# [Goal]
Reproduce the listing below exactly. Pictures do not belong in the copy.

begin

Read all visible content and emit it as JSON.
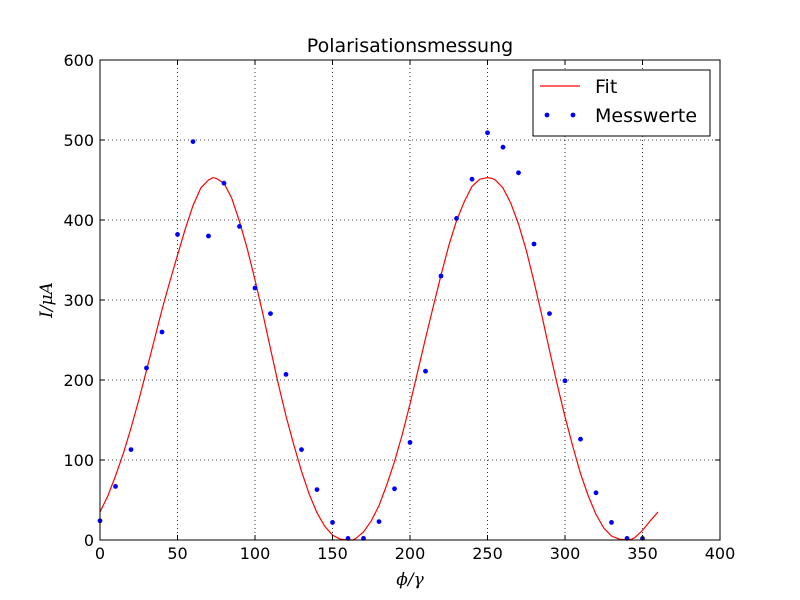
{
  "chart_data": {
    "type": "scatter",
    "title": "Polarisationsmessung",
    "xlabel": "ϕ/γ",
    "ylabel": "I/μA",
    "xlim": [
      0,
      400
    ],
    "ylim": [
      0,
      600
    ],
    "xticks": [
      0,
      50,
      100,
      150,
      200,
      250,
      300,
      350,
      400
    ],
    "yticks": [
      0,
      100,
      200,
      300,
      400,
      500,
      600
    ],
    "grid": true,
    "legend_position": "top-right",
    "series": [
      {
        "name": "Fit",
        "kind": "line",
        "color": "#ff0000",
        "x": [
          0,
          5,
          10,
          15,
          20,
          25,
          30,
          35,
          40,
          45,
          50,
          55,
          60,
          65,
          70,
          73,
          75,
          80,
          85,
          90,
          95,
          100,
          105,
          110,
          115,
          120,
          125,
          130,
          135,
          140,
          145,
          150,
          155,
          160,
          163,
          165,
          170,
          175,
          180,
          185,
          190,
          195,
          200,
          205,
          210,
          215,
          220,
          225,
          230,
          235,
          240,
          245,
          250,
          253,
          255,
          260,
          265,
          270,
          275,
          280,
          285,
          290,
          295,
          300,
          305,
          310,
          315,
          320,
          325,
          330,
          335,
          340,
          343,
          345,
          350,
          355,
          360
        ],
        "y": [
          35,
          55,
          80,
          108,
          140,
          175,
          212,
          250,
          288,
          323,
          356,
          389,
          418,
          440,
          450,
          453,
          452,
          446,
          427,
          398,
          364,
          325,
          283,
          239,
          195,
          155,
          119,
          86,
          57,
          34,
          17,
          6,
          1,
          0,
          0,
          2,
          10,
          24,
          43,
          69,
          98,
          132,
          170,
          211,
          252,
          292,
          331,
          368,
          399,
          423,
          442,
          451,
          453,
          452,
          450,
          440,
          421,
          395,
          362,
          323,
          281,
          237,
          194,
          154,
          117,
          83,
          55,
          32,
          15,
          5,
          1,
          0,
          1,
          3,
          12,
          24,
          35
        ]
      },
      {
        "name": "Messwerte",
        "kind": "points",
        "color": "#0000ff",
        "x": [
          0,
          10,
          20,
          30,
          40,
          50,
          60,
          70,
          80,
          90,
          100,
          110,
          120,
          130,
          140,
          150,
          160,
          170,
          180,
          190,
          200,
          210,
          220,
          230,
          240,
          250,
          260,
          270,
          280,
          290,
          300,
          310,
          320,
          330,
          340,
          350
        ],
        "y": [
          24,
          67,
          113,
          215,
          260,
          382,
          498,
          380,
          446,
          392,
          315,
          283,
          207,
          113,
          63,
          22,
          2,
          2,
          23,
          64,
          122,
          211,
          330,
          402,
          451,
          509,
          491,
          459,
          370,
          283,
          199,
          126,
          59,
          22,
          2,
          2
        ]
      }
    ]
  }
}
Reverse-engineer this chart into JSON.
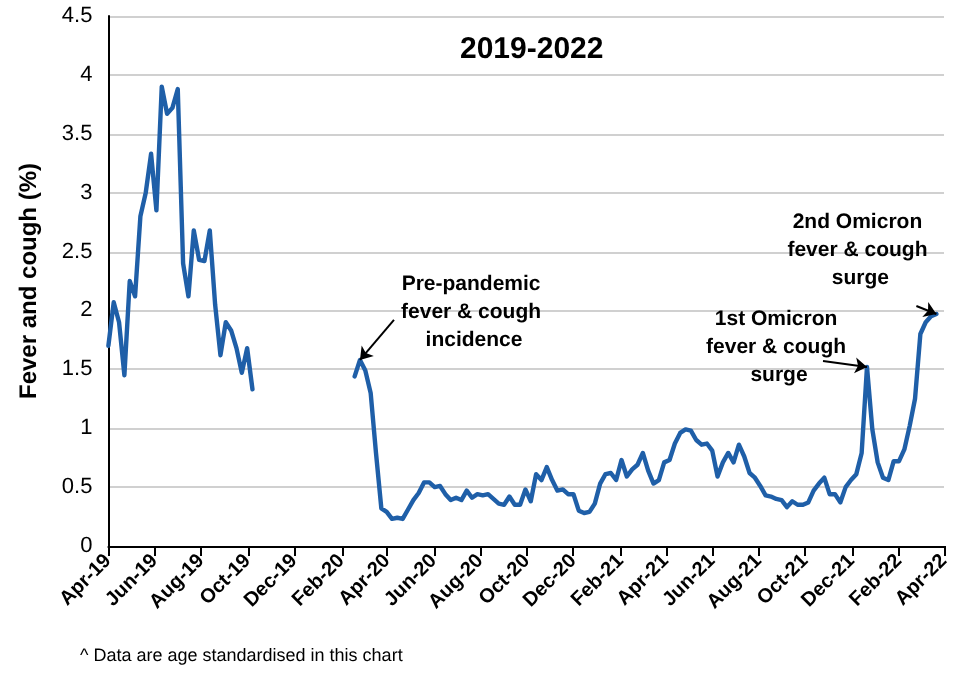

end

# [Output of the task]
Read all visible content and emit it as JSON.
{
  "chart_data": {
    "type": "scatter",
    "title": "Polarisationsmessung",
    "xlabel": "ϕ/γ",
    "ylabel": "I/μA",
    "xlim": [
      0,
      400
    ],
    "ylim": [
      0,
      600
    ],
    "xticks": [
      0,
      50,
      100,
      150,
      200,
      250,
      300,
      350,
      400
    ],
    "yticks": [
      0,
      100,
      200,
      300,
      400,
      500,
      600
    ],
    "grid": true,
    "legend_position": "top-right",
    "series": [
      {
        "name": "Fit",
        "kind": "line",
        "color": "#ff0000",
        "x": [
          0,
          5,
          10,
          15,
          20,
          25,
          30,
          35,
          40,
          45,
          50,
          55,
          60,
          65,
          70,
          73,
          75,
          80,
          85,
          90,
          95,
          100,
          105,
          110,
          115,
          120,
          125,
          130,
          135,
          140,
          145,
          150,
          155,
          160,
          163,
          165,
          170,
          175,
          180,
          185,
          190,
          195,
          200,
          205,
          210,
          215,
          220,
          225,
          230,
          235,
          240,
          245,
          250,
          253,
          255,
          260,
          265,
          270,
          275,
          280,
          285,
          290,
          295,
          300,
          305,
          310,
          315,
          320,
          325,
          330,
          335,
          340,
          343,
          345,
          350,
          355,
          360
        ],
        "y": [
          35,
          55,
          80,
          108,
          140,
          175,
          212,
          250,
          288,
          323,
          356,
          389,
          418,
          440,
          450,
          453,
          452,
          446,
          427,
          398,
          364,
          325,
          283,
          239,
          195,
          155,
          119,
          86,
          57,
          34,
          17,
          6,
          1,
          0,
          0,
          2,
          10,
          24,
          43,
          69,
          98,
          132,
          170,
          211,
          252,
          292,
          331,
          368,
          399,
          423,
          442,
          451,
          453,
          452,
          450,
          440,
          421,
          395,
          362,
          323,
          281,
          237,
          194,
          154,
          117,
          83,
          55,
          32,
          15,
          5,
          1,
          0,
          1,
          3,
          12,
          24,
          35
        ]
      },
      {
        "name": "Messwerte",
        "kind": "points",
        "color": "#0000ff",
        "x": [
          0,
          10,
          20,
          30,
          40,
          50,
          60,
          70,
          80,
          90,
          100,
          110,
          120,
          130,
          140,
          150,
          160,
          170,
          180,
          190,
          200,
          210,
          220,
          230,
          240,
          250,
          260,
          270,
          280,
          290,
          300,
          310,
          320,
          330,
          340,
          350
        ],
        "y": [
          24,
          67,
          113,
          215,
          260,
          382,
          498,
          380,
          446,
          392,
          315,
          283,
          207,
          113,
          63,
          22,
          2,
          2,
          23,
          64,
          122,
          211,
          330,
          402,
          451,
          509,
          491,
          459,
          370,
          283,
          199,
          126,
          59,
          22,
          2,
          2
        ]
      }
    ]
  }
}
Reverse-engineer this chart into JSON.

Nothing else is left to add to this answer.